**Task directions**
Every record must be repeated exactly, with no omission.
** begin Material for the task **
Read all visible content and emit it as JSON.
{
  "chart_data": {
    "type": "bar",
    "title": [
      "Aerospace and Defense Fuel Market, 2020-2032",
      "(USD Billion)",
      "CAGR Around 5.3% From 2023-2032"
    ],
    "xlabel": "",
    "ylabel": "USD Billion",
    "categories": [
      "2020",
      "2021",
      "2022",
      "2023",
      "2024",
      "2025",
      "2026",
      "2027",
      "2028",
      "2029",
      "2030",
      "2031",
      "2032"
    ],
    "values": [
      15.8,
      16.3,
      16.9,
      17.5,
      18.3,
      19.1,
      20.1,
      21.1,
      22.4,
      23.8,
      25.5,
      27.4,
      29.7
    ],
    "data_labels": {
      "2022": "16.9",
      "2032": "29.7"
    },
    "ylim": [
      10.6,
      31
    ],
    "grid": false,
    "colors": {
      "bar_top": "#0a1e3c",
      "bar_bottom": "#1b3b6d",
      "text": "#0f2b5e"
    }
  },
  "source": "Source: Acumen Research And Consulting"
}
** end Material for the task **
**Reply to the task**
Read all visible content and emit it as JSON.
{
  "chart_data": {
    "type": "bar",
    "title": [
      "Aerospace and Defense Fuel Market, 2020-2032",
      "(USD Billion)",
      "CAGR Around 5.3% From 2023-2032"
    ],
    "xlabel": "",
    "ylabel": "USD Billion",
    "categories": [
      "2020",
      "2021",
      "2022",
      "2023",
      "2024",
      "2025",
      "2026",
      "2027",
      "2028",
      "2029",
      "2030",
      "2031",
      "2032"
    ],
    "values": [
      15.8,
      16.3,
      16.9,
      17.5,
      18.3,
      19.1,
      20.1,
      21.1,
      22.4,
      23.8,
      25.5,
      27.4,
      29.7
    ],
    "data_labels": {
      "2022": "16.9",
      "2032": "29.7"
    },
    "ylim": [
      10.6,
      31
    ],
    "grid": false,
    "colors": {
      "bar_top": "#0a1e3c",
      "bar_bottom": "#1b3b6d",
      "text": "#0f2b5e"
    }
  },
  "source": "Source: Acumen Research And Consulting"
}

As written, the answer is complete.